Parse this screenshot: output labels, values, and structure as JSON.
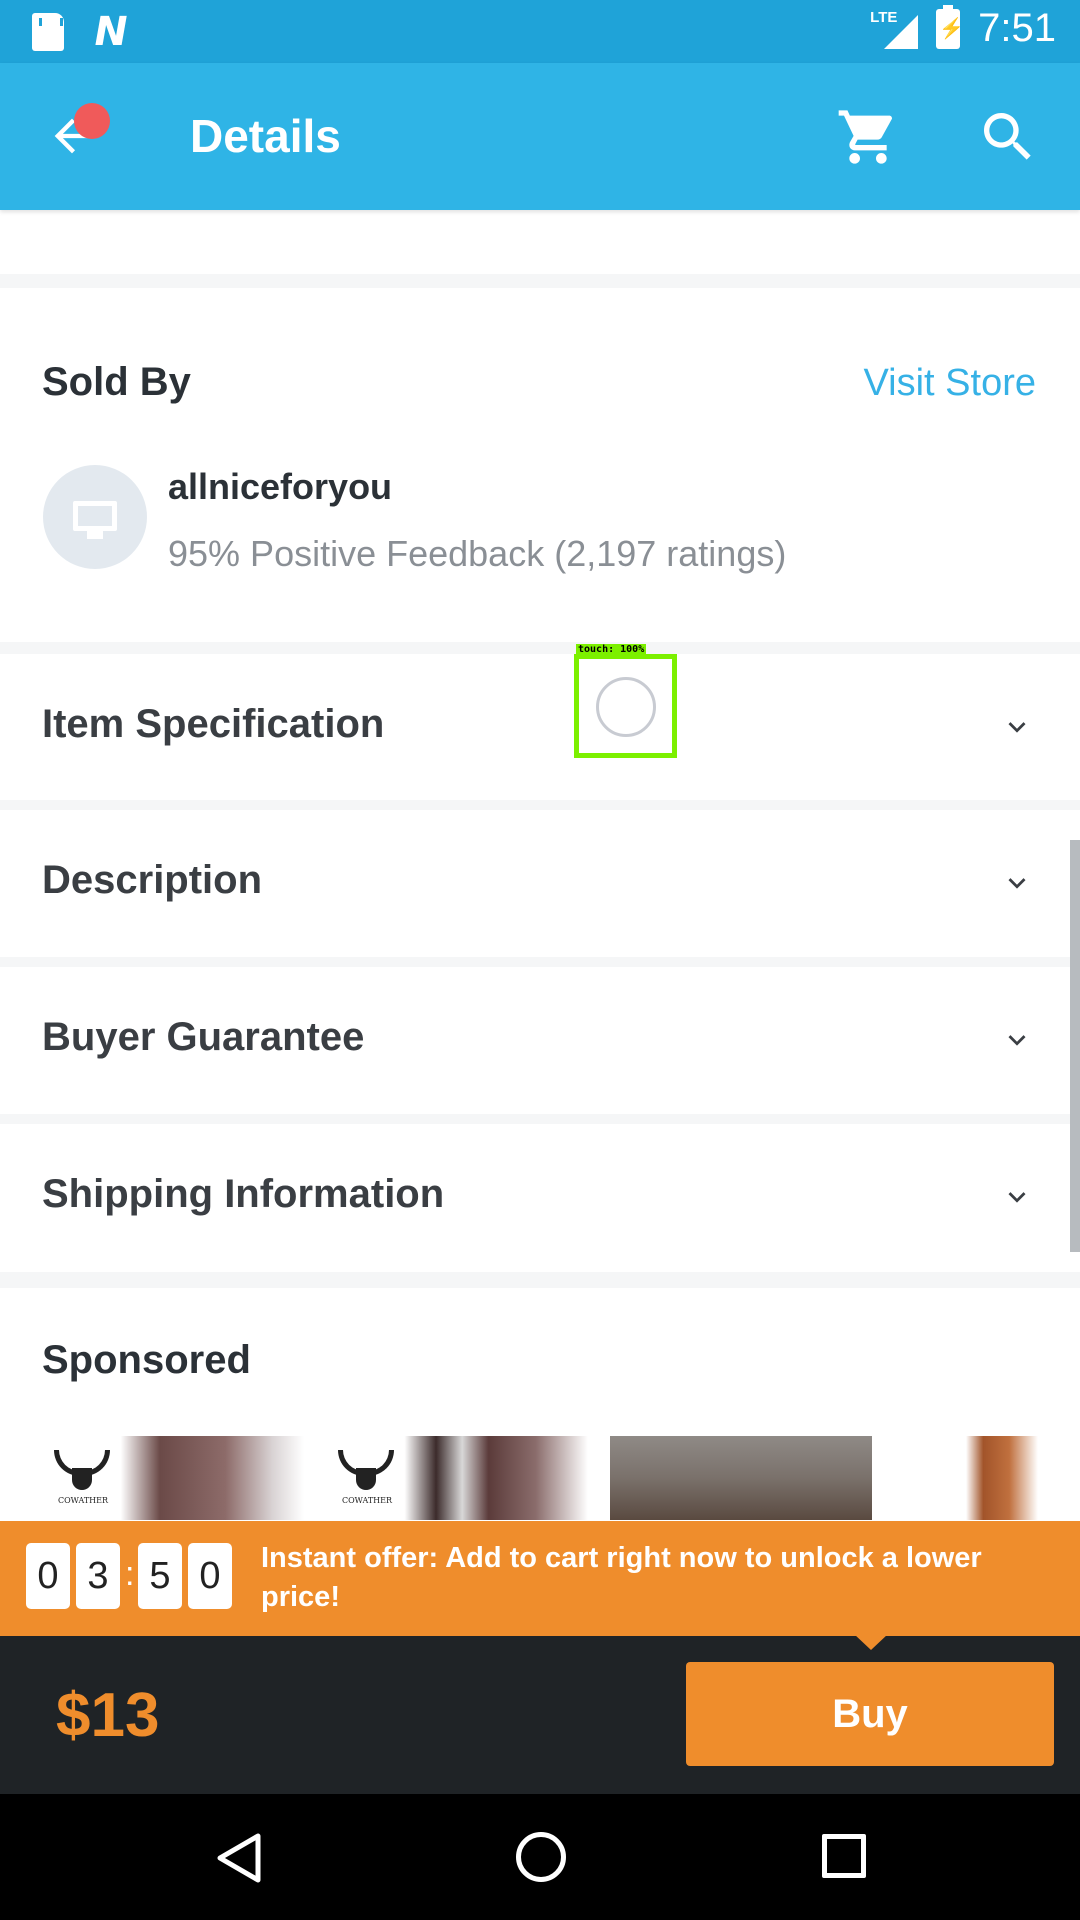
{
  "status_bar": {
    "time": "7:51",
    "network": "LTE",
    "icons": [
      "sd-card-icon",
      "n-notification-icon",
      "signal-icon",
      "battery-charging-icon"
    ]
  },
  "app_bar": {
    "title": "Details",
    "icons": [
      "back-arrow-icon",
      "cart-icon",
      "search-icon"
    ],
    "colors": {
      "background": "#2fb4e6",
      "notification_dot": "#f05a5a"
    }
  },
  "sold_by": {
    "title": "Sold By",
    "visit_store_label": "Visit Store",
    "seller_name": "allniceforyou",
    "feedback": "95% Positive Feedback (2,197 ratings)"
  },
  "accordions": [
    {
      "label": "Item Specification"
    },
    {
      "label": "Description"
    },
    {
      "label": "Buyer Guarantee"
    },
    {
      "label": "Shipping Information"
    }
  ],
  "touch_indicator": {
    "label": "touch: 100%"
  },
  "sponsored": {
    "title": "Sponsored",
    "items": [
      {
        "brand": "COWATHER"
      },
      {
        "brand": "COWATHER"
      },
      {
        "brand": ""
      },
      {
        "brand": ""
      }
    ]
  },
  "offer": {
    "countdown_digits": [
      "0",
      "3",
      "5",
      "0"
    ],
    "separator": ":",
    "text": "Instant offer: Add to cart right now to unlock a lower price!",
    "color": "#ef8d2c"
  },
  "buy_bar": {
    "price": "$13",
    "buy_label": "Buy"
  },
  "nav_bar": {
    "icons": [
      "nav-back-icon",
      "nav-home-icon",
      "nav-recents-icon"
    ]
  }
}
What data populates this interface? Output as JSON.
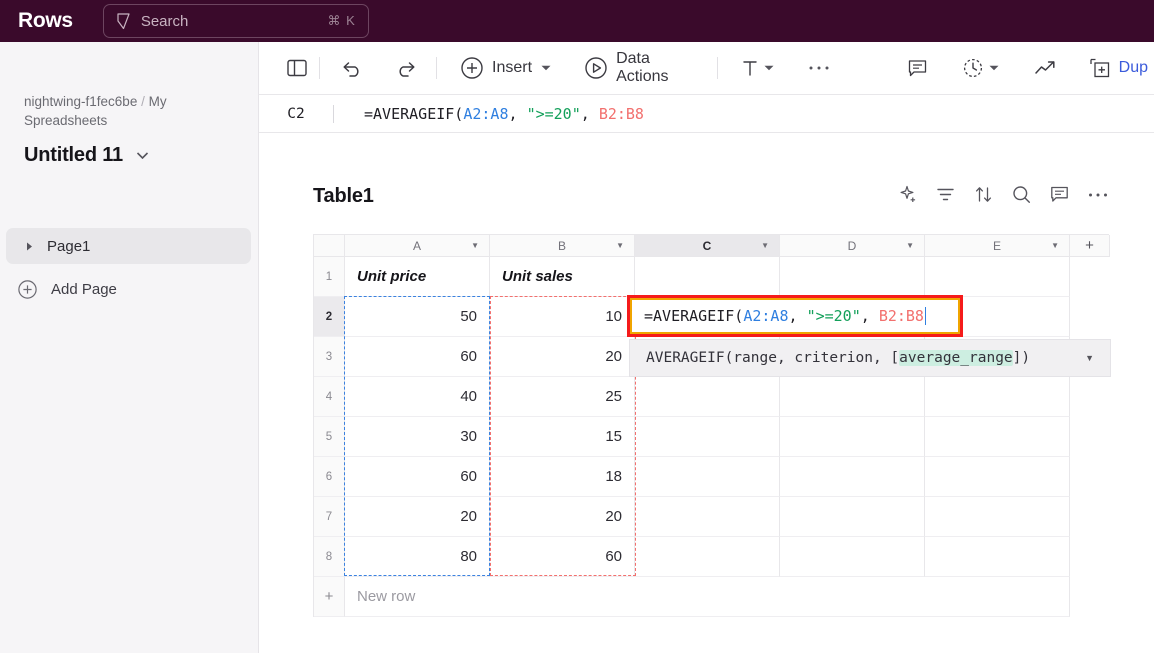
{
  "topbar": {
    "brand": "Rows",
    "search": {
      "placeholder": "Search",
      "shortcut": "⌘ K",
      "icon": "bolt-icon"
    }
  },
  "sidebar": {
    "breadcrumb": {
      "workspace": "nightwing-f1fec6be",
      "separator": "/",
      "folder": "My Spreadsheets"
    },
    "doc_title": "Untitled 11",
    "page_item": {
      "label": "Page1"
    },
    "add_page": {
      "label": "Add Page"
    }
  },
  "toolbar": {
    "panel_toggle": "panel-toggle-icon",
    "undo": "undo-icon",
    "redo": "redo-icon",
    "insert_label": "Insert",
    "data_actions_label": "Data Actions",
    "text_format": "T",
    "more_label": "…",
    "comment": "comment-icon",
    "history": "history-clock-icon",
    "trend": "trend-line-icon",
    "duplicate_label": "Dup"
  },
  "formula_bar": {
    "cell_ref": "C2",
    "formula": {
      "prefix": "=AVERAGEIF(",
      "arg1": "A2:A8",
      "comma1": ", ",
      "arg2": "\">=20\"",
      "comma2": ", ",
      "arg3": "B2:B8"
    }
  },
  "sheet": {
    "table_title": "Table1",
    "tools": [
      "ai-sparkle-icon",
      "filter-icon",
      "sort-icon",
      "search-icon",
      "comment-icon",
      "more-icon"
    ],
    "column_headers": [
      "A",
      "B",
      "C",
      "D",
      "E"
    ],
    "selected_column": "C",
    "add_column_label": "+",
    "row_numbers": [
      "1",
      "2",
      "3",
      "4",
      "5",
      "6",
      "7",
      "8"
    ],
    "active_row": "2",
    "header_row": {
      "a": "Unit price",
      "b": "Unit sales"
    },
    "rows": [
      {
        "n": "2",
        "a": "50",
        "b": "10"
      },
      {
        "n": "3",
        "a": "60",
        "b": "20"
      },
      {
        "n": "4",
        "a": "40",
        "b": "25"
      },
      {
        "n": "5",
        "a": "30",
        "b": "15"
      },
      {
        "n": "6",
        "a": "60",
        "b": "18"
      },
      {
        "n": "7",
        "a": "20",
        "b": "20"
      },
      {
        "n": "8",
        "a": "80",
        "b": "60"
      }
    ],
    "new_row": {
      "plus": "+",
      "label": "New row"
    },
    "cell_editor": {
      "prefix": "=AVERAGEIF(",
      "arg1": "A2:A8",
      "comma1": ", ",
      "arg2": "\">=20\"",
      "comma2": ", ",
      "arg3": "B2:B8"
    },
    "signature_tip": {
      "before": "AVERAGEIF(range, criterion, [",
      "highlight": "average_range",
      "after": "])"
    },
    "range_a_color": "#3b82e0",
    "range_b_color": "#f2706e"
  },
  "colors": {
    "topbar_bg": "#3a0a2b",
    "sidebar_bg": "#f6f5f7",
    "editor_outline": "#f51b1b",
    "editor_inline": "#f0a500",
    "token_range_a": "#2f7fe0",
    "token_range_b": "#f2706e",
    "token_string": "#13a05a",
    "duplicate_link": "#3b5bdb"
  }
}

• • • • • • •

§ YOUR GOAL: Look for the word "price" and return every line where it occurs.

§ TASK ANSWER:
    "text": "Instant offer: Add to cart right now to unlock a lower price!",
    "price": "$13",
      "a": "Unit price",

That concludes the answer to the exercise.